**Exercise requirements**: Copy each record exactly as it reads, leaving out any pictures it holds.

**Information provided**:
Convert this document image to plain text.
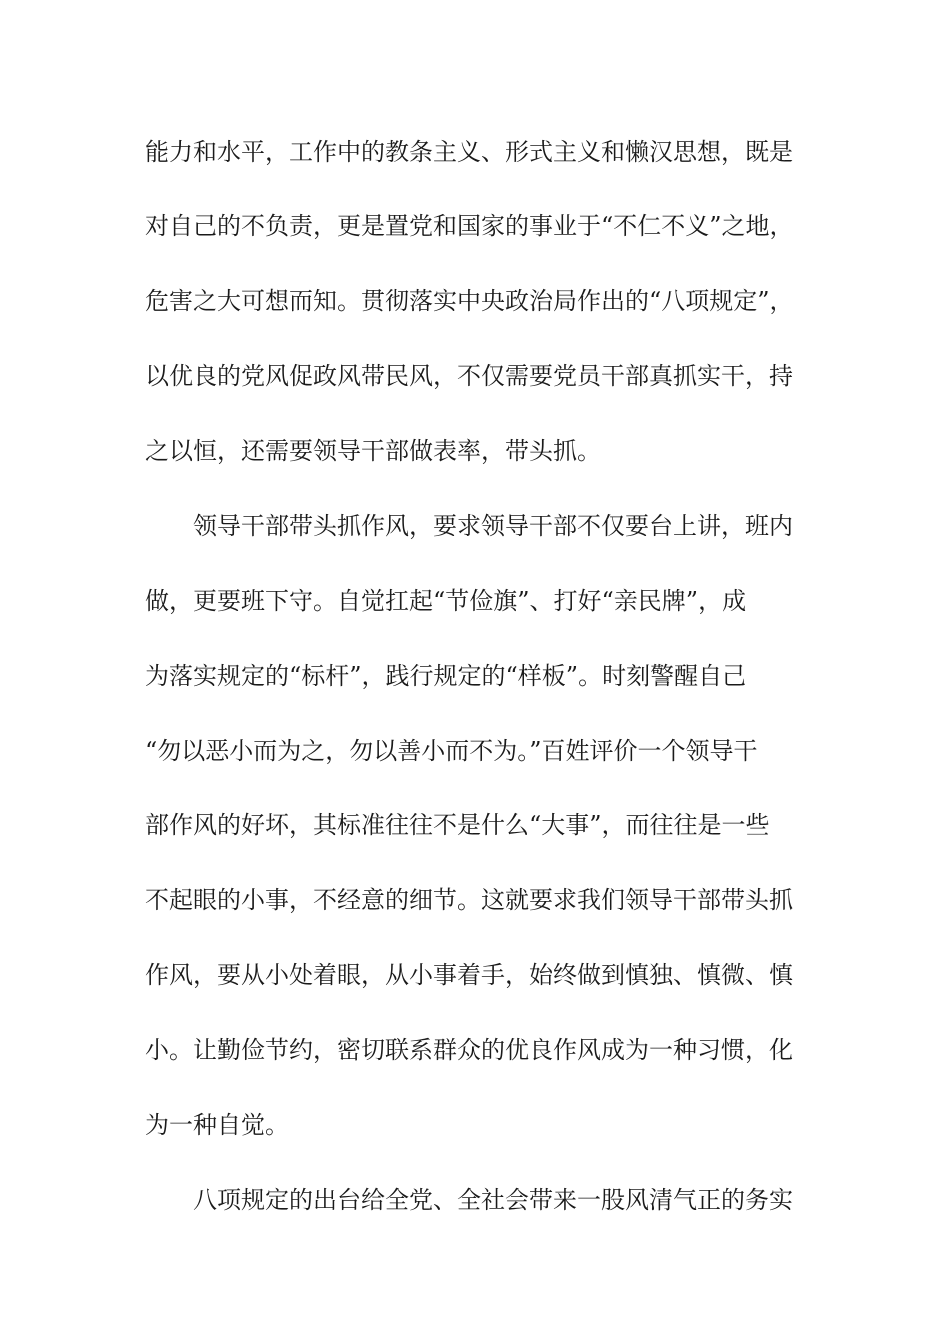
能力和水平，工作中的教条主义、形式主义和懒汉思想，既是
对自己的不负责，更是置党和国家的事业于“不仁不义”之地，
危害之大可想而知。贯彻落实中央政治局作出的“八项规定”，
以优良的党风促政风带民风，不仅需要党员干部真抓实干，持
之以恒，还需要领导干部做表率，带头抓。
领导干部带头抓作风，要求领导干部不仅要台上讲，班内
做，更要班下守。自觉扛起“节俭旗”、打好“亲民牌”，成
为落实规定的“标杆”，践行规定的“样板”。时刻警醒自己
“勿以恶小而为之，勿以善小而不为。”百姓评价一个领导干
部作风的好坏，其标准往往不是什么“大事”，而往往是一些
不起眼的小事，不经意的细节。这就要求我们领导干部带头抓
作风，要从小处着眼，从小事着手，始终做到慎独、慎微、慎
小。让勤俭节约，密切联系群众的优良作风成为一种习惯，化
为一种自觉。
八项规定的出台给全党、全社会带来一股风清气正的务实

**Result of this task**:
Convert this document image to plain text.
能力和水平，工作中的教条主义、形式主义和懒汉思想，既是
对自己的不负责，更是置党和国家的事业于“不仁不义”之地，
危害之大可想而知。贯彻落实中央政治局作出的“八项规定”，
以优良的党风促政风带民风，不仅需要党员干部真抓实干，持
之以恒，还需要领导干部做表率，带头抓。
领导干部带头抓作风，要求领导干部不仅要台上讲，班内
做，更要班下守。自觉扛起“节俭旗”、打好“亲民牌”，成
为落实规定的“标杆”，践行规定的“样板”。时刻警醒自己
“勿以恶小而为之，勿以善小而不为。”百姓评价一个领导干
部作风的好坏，其标准往往不是什么“大事”，而往往是一些
不起眼的小事，不经意的细节。这就要求我们领导干部带头抓
作风，要从小处着眼，从小事着手，始终做到慎独、慎微、慎
小。让勤俭节约，密切联系群众的优良作风成为一种习惯，化
为一种自觉。
八项规定的出台给全党、全社会带来一股风清气正的务实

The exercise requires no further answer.